**Set task**: What follows is a block of records; restate each one word for word.

──────── Data shown

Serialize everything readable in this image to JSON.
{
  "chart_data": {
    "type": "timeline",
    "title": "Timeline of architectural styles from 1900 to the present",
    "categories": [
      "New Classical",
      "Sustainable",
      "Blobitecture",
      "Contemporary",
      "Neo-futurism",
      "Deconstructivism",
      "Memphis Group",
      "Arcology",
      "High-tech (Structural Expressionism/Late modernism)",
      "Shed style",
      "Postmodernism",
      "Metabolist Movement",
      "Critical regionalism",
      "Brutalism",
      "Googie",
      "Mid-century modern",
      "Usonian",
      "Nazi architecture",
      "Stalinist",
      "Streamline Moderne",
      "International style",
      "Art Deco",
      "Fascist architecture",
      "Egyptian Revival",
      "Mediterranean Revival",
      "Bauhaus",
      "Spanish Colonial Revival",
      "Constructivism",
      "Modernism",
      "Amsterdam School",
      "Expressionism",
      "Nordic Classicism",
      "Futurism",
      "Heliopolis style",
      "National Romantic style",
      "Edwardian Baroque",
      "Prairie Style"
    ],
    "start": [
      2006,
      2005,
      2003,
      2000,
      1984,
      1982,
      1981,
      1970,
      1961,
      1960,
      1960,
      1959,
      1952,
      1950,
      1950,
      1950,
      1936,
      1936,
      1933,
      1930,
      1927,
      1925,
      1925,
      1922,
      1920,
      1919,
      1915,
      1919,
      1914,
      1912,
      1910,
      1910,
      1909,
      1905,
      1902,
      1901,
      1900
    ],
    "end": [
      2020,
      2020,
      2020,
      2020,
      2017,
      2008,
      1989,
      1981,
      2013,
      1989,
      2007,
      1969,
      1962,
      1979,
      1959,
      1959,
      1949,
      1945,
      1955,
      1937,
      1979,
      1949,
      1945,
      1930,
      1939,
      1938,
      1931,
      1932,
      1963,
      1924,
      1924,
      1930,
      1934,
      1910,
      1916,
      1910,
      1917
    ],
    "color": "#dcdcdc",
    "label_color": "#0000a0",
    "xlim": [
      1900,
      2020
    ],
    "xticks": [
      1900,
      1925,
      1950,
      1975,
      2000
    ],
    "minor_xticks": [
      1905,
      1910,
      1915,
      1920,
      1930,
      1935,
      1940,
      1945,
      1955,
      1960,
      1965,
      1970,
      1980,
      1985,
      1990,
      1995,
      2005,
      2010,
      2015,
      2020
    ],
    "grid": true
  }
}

────────────────

**Written solution**:
Serialize everything readable in this image to JSON.
{
  "chart_data": {
    "type": "timeline",
    "title": "Timeline of architectural styles from 1900 to the present",
    "categories": [
      "New Classical",
      "Sustainable",
      "Blobitecture",
      "Contemporary",
      "Neo-futurism",
      "Deconstructivism",
      "Memphis Group",
      "Arcology",
      "High-tech (Structural Expressionism/Late modernism)",
      "Shed style",
      "Postmodernism",
      "Metabolist Movement",
      "Critical regionalism",
      "Brutalism",
      "Googie",
      "Mid-century modern",
      "Usonian",
      "Nazi architecture",
      "Stalinist",
      "Streamline Moderne",
      "International style",
      "Art Deco",
      "Fascist architecture",
      "Egyptian Revival",
      "Mediterranean Revival",
      "Bauhaus",
      "Spanish Colonial Revival",
      "Constructivism",
      "Modernism",
      "Amsterdam School",
      "Expressionism",
      "Nordic Classicism",
      "Futurism",
      "Heliopolis style",
      "National Romantic style",
      "Edwardian Baroque",
      "Prairie Style"
    ],
    "start": [
      2006,
      2005,
      2003,
      2000,
      1984,
      1982,
      1981,
      1970,
      1961,
      1960,
      1960,
      1959,
      1952,
      1950,
      1950,
      1950,
      1936,
      1936,
      1933,
      1930,
      1927,
      1925,
      1925,
      1922,
      1920,
      1919,
      1915,
      1919,
      1914,
      1912,
      1910,
      1910,
      1909,
      1905,
      1902,
      1901,
      1900
    ],
    "end": [
      2020,
      2020,
      2020,
      2020,
      2017,
      2008,
      1989,
      1981,
      2013,
      1989,
      2007,
      1969,
      1962,
      1979,
      1959,
      1959,
      1949,
      1945,
      1955,
      1937,
      1979,
      1949,
      1945,
      1930,
      1939,
      1938,
      1931,
      1932,
      1963,
      1924,
      1924,
      1930,
      1934,
      1910,
      1916,
      1910,
      1917
    ],
    "color": "#dcdcdc",
    "label_color": "#0000a0",
    "xlim": [
      1900,
      2020
    ],
    "xticks": [
      1900,
      1925,
      1950,
      1975,
      2000
    ],
    "minor_xticks": [
      1905,
      1910,
      1915,
      1920,
      1930,
      1935,
      1940,
      1945,
      1955,
      1960,
      1965,
      1970,
      1980,
      1985,
      1990,
      1995,
      2005,
      2010,
      2015,
      2020
    ],
    "grid": true
  }
}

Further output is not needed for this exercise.